> _Your goal_
Copy the lines holding the word "data", all of them.

> _Records for this exercise_
==*==

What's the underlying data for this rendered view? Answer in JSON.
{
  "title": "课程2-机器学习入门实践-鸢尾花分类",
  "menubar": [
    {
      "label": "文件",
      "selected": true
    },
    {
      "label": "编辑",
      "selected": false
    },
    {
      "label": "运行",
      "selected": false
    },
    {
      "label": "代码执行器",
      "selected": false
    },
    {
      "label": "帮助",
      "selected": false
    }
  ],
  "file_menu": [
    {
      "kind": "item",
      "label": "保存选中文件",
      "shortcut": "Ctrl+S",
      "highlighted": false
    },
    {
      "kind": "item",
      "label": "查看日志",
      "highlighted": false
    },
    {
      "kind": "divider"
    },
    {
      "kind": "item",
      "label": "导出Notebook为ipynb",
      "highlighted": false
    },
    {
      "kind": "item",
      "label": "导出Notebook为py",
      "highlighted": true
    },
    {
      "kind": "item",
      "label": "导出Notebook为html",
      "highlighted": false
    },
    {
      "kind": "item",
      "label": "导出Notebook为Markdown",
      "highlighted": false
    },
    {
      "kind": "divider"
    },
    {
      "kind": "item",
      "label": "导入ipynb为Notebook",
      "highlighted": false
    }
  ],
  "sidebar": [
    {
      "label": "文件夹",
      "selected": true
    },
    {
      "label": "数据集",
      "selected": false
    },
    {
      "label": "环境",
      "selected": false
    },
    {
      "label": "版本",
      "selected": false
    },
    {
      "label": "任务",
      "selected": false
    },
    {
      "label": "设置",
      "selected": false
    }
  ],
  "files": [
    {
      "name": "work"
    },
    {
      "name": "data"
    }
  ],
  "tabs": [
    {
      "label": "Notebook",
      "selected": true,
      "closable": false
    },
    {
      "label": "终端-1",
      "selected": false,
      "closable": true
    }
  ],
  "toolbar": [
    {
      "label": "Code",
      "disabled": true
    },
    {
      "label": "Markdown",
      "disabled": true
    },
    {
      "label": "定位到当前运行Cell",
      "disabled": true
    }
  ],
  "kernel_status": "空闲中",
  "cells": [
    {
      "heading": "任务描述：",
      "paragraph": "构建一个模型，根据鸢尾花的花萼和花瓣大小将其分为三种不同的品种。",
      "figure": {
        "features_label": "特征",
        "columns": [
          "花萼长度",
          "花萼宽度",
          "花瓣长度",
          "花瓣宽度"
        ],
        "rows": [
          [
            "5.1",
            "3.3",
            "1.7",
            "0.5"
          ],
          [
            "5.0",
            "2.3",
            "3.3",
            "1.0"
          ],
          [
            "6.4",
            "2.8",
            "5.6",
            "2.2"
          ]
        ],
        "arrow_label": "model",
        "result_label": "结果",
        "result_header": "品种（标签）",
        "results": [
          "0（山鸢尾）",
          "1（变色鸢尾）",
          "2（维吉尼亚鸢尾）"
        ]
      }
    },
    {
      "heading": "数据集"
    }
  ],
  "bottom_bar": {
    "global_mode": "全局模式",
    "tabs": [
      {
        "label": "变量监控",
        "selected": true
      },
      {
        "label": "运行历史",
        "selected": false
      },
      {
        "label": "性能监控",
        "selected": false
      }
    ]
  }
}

==*==

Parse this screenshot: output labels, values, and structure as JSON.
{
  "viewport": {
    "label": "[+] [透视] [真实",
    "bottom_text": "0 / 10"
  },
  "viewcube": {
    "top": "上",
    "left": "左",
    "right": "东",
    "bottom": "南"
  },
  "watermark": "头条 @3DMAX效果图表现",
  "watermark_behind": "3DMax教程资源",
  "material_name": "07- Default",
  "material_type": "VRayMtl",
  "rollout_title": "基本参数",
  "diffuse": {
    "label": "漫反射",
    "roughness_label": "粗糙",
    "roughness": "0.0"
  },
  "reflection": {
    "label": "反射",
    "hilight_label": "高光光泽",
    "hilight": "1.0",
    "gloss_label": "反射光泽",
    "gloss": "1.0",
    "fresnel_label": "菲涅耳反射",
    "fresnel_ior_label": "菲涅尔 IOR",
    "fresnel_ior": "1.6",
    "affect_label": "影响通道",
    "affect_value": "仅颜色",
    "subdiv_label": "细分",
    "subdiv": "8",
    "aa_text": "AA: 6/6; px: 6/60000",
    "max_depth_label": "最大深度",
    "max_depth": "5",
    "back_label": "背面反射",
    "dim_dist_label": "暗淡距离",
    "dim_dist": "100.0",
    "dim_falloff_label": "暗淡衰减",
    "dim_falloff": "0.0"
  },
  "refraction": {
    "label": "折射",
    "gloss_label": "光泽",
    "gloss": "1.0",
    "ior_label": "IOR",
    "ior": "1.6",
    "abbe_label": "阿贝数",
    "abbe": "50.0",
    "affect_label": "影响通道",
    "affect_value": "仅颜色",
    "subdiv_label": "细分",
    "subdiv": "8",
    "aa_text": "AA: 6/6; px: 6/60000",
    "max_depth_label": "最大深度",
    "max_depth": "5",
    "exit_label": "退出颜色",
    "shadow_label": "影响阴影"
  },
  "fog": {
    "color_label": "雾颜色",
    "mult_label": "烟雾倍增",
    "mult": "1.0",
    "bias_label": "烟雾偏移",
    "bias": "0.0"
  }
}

==*==

> _Task response_
What's the underlying data for this rendered view? Answer in JSON.
      "name": "data"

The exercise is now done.